> **Exercise prompt**
Please copy each line of the listing below in which the word "position" appears.
----------
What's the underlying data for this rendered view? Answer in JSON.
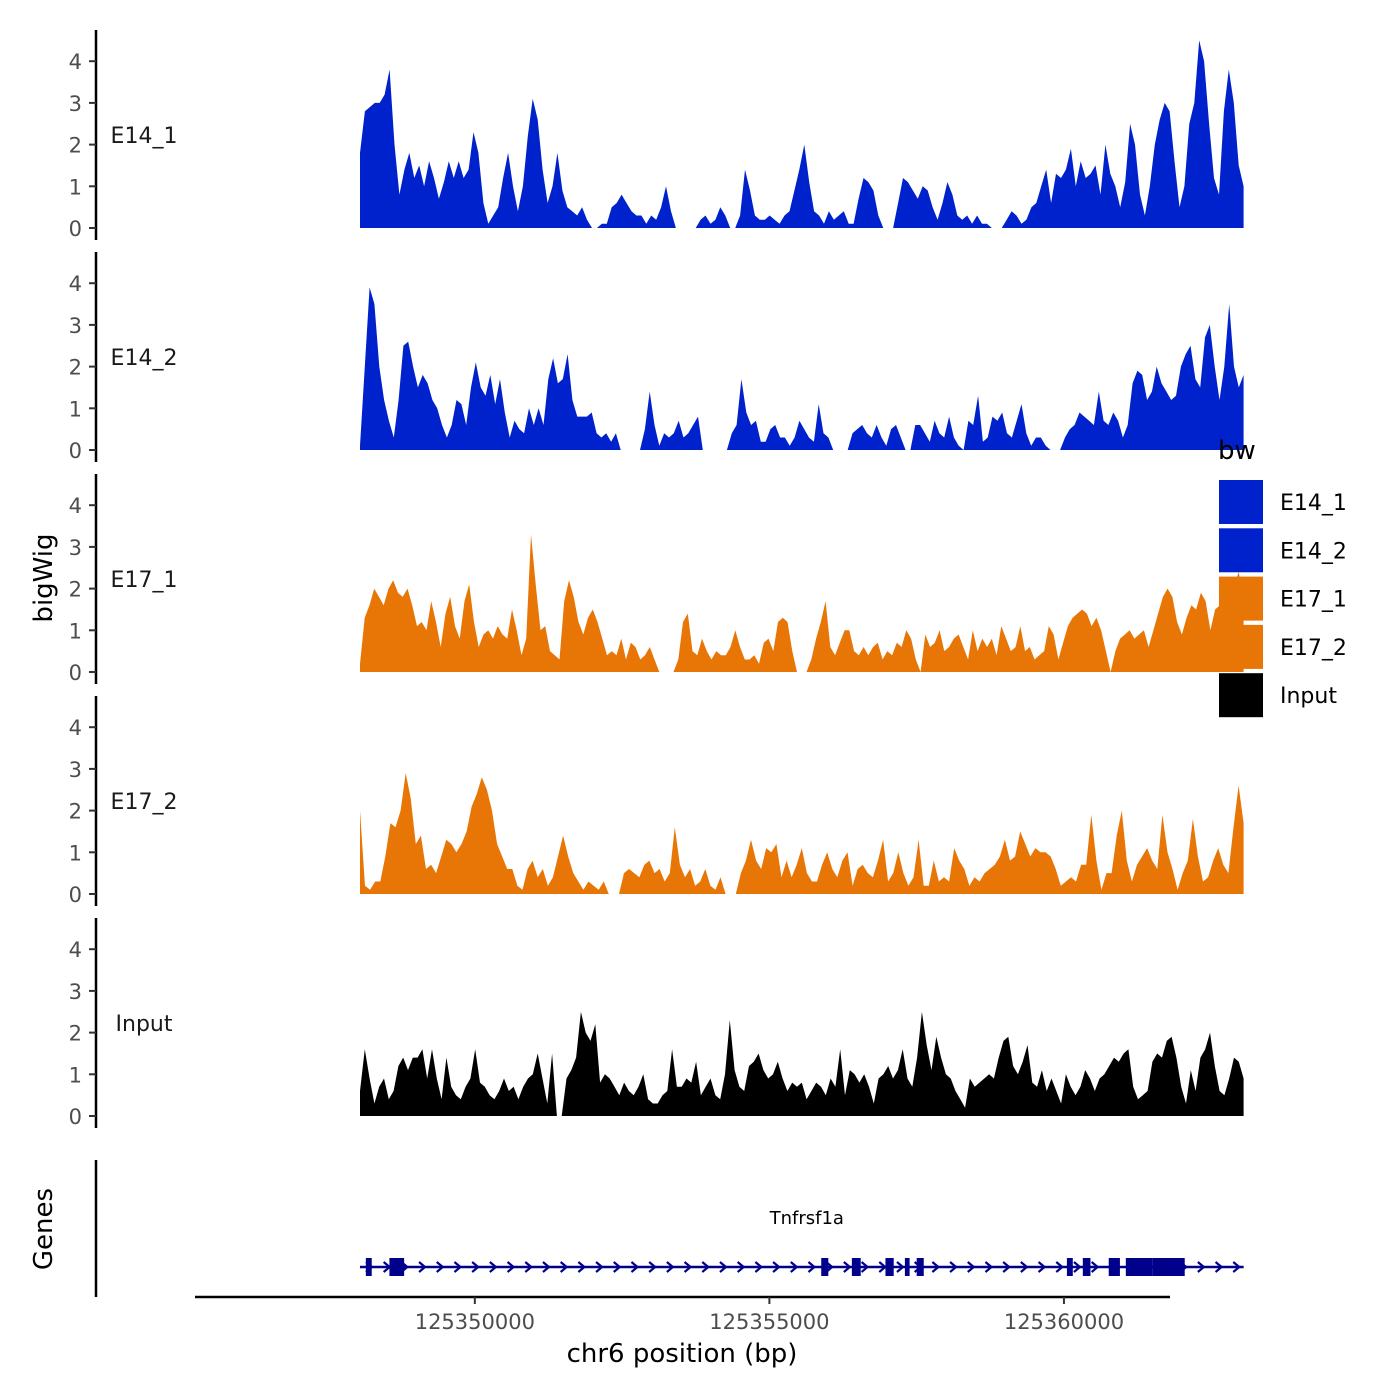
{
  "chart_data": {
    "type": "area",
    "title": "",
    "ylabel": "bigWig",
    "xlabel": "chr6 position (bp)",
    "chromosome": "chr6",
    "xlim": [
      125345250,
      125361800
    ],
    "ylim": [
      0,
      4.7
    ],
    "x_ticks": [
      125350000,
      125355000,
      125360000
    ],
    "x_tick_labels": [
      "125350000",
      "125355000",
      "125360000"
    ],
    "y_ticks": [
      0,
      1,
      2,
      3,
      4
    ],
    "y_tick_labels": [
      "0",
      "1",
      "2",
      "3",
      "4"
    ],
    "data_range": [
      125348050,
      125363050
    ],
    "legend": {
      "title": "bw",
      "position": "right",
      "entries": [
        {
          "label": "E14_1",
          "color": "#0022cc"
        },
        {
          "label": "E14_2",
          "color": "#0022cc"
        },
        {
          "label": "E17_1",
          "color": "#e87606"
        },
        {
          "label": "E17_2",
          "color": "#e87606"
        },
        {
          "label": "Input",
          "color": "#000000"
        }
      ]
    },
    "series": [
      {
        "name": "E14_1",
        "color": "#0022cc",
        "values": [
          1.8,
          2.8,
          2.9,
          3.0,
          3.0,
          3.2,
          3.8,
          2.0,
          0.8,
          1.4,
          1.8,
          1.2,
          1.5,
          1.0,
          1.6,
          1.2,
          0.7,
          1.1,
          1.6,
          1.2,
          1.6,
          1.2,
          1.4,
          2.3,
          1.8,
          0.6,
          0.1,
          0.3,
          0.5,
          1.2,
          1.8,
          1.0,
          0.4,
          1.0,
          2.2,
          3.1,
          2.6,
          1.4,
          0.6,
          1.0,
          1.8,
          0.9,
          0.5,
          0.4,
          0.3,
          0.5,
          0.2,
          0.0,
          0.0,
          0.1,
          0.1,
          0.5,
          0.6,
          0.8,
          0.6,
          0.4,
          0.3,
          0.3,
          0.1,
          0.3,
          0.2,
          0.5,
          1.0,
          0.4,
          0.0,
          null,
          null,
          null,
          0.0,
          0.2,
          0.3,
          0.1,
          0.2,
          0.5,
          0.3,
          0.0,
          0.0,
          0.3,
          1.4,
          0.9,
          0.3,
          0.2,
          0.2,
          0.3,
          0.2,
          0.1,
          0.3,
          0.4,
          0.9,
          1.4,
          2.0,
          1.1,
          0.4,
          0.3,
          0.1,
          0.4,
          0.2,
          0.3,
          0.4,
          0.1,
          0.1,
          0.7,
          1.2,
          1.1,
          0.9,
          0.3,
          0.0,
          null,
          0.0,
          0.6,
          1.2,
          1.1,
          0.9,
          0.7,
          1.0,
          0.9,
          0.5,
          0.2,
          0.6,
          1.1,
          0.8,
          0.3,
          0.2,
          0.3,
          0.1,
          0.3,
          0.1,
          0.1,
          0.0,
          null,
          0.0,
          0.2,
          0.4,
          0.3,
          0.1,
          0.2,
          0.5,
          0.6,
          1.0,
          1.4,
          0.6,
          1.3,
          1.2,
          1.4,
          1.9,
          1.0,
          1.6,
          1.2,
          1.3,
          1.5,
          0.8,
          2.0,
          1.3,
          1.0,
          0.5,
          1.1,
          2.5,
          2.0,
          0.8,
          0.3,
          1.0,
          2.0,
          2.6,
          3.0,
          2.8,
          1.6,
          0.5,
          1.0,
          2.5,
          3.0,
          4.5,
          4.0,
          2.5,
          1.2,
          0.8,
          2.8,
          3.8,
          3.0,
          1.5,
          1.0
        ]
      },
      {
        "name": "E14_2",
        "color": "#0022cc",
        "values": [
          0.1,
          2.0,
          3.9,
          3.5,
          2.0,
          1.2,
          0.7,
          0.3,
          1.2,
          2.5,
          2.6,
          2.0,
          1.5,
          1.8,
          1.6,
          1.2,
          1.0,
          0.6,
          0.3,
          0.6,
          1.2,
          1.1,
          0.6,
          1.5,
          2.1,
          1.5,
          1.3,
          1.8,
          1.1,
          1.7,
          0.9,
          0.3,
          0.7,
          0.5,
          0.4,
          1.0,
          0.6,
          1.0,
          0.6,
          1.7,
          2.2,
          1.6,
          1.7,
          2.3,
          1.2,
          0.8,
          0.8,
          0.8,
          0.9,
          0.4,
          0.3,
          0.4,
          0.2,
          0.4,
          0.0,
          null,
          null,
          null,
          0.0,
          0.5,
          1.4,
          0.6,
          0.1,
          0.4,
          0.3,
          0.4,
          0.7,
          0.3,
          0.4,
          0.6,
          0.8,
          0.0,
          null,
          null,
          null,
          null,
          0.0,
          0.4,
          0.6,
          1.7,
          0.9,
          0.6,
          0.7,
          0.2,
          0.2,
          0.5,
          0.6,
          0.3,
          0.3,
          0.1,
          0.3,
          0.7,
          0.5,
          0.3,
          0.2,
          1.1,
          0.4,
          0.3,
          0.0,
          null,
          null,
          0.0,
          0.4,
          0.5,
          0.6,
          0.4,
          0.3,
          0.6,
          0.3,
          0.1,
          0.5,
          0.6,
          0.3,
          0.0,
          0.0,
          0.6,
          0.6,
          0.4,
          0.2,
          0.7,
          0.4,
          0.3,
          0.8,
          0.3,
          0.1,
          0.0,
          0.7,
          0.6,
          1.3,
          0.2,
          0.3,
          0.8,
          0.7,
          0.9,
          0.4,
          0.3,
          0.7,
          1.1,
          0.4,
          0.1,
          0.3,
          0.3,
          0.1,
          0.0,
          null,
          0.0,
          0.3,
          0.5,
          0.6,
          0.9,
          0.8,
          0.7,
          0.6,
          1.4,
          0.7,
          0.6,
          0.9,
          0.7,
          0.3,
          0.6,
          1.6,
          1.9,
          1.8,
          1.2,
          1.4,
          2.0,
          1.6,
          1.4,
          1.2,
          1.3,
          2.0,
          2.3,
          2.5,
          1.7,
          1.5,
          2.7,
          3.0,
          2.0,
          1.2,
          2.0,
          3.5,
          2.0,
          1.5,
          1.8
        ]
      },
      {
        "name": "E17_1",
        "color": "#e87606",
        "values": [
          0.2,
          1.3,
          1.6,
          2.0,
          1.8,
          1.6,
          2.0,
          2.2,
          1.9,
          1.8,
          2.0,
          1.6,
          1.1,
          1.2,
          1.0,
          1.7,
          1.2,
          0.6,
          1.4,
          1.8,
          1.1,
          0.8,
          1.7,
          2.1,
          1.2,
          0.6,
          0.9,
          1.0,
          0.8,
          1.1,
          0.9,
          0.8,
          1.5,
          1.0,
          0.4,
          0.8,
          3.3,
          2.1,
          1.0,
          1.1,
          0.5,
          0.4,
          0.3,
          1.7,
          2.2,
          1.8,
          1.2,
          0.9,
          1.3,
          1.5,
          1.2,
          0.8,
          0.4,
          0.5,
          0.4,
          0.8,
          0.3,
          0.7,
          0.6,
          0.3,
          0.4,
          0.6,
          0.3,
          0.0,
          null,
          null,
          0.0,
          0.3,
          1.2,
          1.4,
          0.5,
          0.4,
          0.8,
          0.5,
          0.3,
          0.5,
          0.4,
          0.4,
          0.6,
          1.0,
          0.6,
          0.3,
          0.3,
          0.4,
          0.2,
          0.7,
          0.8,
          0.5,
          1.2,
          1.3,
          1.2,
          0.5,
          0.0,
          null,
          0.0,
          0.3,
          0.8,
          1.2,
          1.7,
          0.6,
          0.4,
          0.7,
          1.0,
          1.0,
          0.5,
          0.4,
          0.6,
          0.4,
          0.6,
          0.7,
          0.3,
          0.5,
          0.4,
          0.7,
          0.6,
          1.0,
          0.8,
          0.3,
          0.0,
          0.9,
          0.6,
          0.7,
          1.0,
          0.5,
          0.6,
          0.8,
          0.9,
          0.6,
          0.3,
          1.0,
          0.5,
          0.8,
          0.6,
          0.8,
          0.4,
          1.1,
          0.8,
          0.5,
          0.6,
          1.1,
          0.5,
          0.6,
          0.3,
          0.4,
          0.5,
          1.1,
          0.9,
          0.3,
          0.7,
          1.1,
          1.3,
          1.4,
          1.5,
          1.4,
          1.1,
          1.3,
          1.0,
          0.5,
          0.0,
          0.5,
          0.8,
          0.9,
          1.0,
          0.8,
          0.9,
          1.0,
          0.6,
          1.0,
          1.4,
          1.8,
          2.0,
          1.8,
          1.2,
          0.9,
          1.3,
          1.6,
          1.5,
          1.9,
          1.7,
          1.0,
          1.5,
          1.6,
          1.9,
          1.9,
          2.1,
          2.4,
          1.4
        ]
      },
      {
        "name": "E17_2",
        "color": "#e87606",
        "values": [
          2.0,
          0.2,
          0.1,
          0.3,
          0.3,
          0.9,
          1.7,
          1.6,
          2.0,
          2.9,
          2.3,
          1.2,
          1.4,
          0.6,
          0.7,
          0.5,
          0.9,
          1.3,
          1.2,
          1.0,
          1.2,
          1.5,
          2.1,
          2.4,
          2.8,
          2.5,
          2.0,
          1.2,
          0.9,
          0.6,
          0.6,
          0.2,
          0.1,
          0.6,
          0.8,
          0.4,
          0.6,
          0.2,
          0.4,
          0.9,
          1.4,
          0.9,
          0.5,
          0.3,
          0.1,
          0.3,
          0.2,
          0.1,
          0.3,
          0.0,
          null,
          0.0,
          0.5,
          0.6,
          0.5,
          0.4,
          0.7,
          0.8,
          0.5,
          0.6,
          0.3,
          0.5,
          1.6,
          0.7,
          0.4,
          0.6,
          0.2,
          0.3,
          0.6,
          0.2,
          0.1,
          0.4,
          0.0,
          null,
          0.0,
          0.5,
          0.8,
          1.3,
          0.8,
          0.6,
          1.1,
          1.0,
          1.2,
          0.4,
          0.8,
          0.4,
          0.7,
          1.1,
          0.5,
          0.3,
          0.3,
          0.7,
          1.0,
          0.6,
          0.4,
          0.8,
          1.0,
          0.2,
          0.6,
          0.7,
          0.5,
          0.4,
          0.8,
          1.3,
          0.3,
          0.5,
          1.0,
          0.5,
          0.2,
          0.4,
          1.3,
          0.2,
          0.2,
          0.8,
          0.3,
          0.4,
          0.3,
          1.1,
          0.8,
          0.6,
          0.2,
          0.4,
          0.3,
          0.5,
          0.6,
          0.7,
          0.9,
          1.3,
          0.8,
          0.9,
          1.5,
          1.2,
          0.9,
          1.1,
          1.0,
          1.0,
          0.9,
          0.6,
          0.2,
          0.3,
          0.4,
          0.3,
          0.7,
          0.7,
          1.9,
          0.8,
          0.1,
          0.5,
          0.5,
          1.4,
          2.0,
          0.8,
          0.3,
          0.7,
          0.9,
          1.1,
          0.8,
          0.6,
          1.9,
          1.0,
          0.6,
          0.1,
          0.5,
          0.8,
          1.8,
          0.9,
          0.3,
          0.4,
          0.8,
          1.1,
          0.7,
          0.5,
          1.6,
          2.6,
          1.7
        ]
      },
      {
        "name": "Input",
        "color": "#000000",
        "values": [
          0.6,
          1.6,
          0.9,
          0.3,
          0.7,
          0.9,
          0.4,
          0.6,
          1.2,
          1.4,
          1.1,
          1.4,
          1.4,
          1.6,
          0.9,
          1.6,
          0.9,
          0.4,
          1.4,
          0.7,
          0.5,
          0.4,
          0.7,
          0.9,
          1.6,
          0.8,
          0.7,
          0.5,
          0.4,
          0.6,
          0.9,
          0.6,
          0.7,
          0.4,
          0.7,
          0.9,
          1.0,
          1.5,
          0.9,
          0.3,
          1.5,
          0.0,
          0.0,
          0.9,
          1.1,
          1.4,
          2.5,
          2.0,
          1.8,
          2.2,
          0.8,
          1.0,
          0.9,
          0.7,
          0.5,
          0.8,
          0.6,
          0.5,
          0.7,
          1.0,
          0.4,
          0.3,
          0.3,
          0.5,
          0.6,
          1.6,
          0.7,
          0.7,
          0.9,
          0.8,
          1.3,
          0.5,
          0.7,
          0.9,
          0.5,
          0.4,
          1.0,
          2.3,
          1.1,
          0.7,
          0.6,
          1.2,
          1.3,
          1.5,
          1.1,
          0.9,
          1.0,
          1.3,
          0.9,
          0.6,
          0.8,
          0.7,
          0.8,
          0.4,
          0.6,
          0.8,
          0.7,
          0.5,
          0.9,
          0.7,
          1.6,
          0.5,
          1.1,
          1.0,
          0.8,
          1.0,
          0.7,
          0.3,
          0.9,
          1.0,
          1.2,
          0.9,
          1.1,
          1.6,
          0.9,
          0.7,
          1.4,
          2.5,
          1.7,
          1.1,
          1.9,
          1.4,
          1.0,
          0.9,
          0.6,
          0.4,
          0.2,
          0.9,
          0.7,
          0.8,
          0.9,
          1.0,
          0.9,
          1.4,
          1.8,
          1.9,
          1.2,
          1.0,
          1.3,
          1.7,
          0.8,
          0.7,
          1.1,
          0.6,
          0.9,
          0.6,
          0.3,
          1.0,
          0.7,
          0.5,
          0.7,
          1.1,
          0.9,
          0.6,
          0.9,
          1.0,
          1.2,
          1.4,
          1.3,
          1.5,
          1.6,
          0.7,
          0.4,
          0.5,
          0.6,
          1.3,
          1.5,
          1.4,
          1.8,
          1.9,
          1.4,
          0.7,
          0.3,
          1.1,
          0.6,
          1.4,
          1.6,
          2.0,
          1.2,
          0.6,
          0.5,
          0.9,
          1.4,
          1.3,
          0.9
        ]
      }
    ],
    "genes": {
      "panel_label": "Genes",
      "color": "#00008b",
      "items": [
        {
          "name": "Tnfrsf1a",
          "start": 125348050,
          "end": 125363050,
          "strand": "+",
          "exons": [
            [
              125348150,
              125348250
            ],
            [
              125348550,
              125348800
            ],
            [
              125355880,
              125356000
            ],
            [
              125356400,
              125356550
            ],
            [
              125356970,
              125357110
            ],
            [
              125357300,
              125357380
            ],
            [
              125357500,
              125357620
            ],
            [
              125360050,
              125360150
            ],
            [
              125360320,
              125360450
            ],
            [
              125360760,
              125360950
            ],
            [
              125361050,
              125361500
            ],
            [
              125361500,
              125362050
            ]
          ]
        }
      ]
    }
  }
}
----------
> **Response to the task**
    "xlabel": "chr6 position (bp)",
      "position": "right",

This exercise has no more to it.